Extract every line of the material below that contains the string "result", matching case.

[BEGIN The data]

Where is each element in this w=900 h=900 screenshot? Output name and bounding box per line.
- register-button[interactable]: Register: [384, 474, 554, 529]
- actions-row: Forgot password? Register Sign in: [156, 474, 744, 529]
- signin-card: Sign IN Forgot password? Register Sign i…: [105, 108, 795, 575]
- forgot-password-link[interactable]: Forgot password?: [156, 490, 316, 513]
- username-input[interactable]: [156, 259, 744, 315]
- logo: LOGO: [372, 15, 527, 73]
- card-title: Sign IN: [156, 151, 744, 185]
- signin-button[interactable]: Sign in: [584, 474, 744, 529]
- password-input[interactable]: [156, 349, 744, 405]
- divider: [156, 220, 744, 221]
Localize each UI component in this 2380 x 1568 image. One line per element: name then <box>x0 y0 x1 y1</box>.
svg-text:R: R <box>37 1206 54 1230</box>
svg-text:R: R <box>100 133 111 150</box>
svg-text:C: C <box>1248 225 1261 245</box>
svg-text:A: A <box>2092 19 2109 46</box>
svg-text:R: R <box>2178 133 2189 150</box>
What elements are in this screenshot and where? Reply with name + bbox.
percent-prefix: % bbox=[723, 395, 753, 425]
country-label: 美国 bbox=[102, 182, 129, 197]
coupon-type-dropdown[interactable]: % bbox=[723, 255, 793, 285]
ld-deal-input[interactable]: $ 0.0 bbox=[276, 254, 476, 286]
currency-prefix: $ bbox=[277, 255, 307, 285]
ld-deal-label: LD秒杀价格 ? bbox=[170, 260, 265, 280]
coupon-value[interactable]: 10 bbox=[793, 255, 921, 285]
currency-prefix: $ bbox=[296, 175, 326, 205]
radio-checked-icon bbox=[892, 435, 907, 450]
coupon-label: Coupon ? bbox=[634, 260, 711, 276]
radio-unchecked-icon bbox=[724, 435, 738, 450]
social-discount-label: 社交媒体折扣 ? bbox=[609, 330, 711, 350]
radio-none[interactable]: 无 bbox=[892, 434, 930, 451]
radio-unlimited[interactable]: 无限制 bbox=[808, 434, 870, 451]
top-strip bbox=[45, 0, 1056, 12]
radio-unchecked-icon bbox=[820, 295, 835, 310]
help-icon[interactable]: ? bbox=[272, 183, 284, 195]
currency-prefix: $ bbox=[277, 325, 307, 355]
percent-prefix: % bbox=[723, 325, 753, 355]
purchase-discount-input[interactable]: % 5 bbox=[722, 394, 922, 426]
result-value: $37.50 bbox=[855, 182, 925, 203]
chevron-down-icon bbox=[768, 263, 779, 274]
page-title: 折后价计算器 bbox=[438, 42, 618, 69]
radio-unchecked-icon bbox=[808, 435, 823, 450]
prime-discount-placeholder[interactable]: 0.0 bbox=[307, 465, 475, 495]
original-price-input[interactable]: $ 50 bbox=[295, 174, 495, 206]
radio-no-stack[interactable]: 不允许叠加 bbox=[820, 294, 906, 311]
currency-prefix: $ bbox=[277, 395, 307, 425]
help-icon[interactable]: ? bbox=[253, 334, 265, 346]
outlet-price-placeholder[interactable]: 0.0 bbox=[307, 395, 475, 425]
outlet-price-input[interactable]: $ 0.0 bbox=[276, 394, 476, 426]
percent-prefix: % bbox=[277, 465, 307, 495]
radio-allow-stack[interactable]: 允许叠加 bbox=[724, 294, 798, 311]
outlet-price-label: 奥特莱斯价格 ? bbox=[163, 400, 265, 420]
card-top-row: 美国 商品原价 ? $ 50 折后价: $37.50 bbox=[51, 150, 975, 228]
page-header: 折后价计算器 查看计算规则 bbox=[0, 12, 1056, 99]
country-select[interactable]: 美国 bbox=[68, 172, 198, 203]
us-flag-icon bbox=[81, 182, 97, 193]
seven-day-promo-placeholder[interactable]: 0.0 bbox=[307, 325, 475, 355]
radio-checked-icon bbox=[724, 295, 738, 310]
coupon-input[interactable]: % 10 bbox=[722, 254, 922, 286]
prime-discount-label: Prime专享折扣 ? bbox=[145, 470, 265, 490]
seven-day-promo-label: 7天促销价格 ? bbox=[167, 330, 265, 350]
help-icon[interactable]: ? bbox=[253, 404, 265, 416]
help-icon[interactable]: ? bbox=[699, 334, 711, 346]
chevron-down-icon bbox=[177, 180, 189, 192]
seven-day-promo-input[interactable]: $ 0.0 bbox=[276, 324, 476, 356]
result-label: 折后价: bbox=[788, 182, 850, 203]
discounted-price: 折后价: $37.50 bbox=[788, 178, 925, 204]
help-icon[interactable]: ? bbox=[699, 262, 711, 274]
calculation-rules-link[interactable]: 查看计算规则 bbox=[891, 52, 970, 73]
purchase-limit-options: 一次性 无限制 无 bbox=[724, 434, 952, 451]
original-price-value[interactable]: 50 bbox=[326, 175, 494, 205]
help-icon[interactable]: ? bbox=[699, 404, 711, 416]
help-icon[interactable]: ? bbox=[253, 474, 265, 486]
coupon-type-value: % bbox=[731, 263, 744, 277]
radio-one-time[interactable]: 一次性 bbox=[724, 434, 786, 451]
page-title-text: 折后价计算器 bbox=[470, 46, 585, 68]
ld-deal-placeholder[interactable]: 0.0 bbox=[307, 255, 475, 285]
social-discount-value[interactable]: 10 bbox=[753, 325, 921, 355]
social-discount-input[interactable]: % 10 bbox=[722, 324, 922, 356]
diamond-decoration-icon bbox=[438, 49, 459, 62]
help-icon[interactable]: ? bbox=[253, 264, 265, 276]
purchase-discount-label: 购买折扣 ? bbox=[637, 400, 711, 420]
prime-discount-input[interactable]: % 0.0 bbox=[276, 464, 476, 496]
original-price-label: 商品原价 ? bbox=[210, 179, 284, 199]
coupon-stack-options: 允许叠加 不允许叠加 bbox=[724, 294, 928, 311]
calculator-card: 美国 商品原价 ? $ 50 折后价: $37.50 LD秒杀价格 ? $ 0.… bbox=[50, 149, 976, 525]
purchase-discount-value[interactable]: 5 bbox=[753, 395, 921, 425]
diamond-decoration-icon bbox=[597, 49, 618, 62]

[END The data]

### Exercise response
result-value: $37.50 bbox=[855, 182, 925, 203]
result-label: 折后价: bbox=[788, 182, 850, 203]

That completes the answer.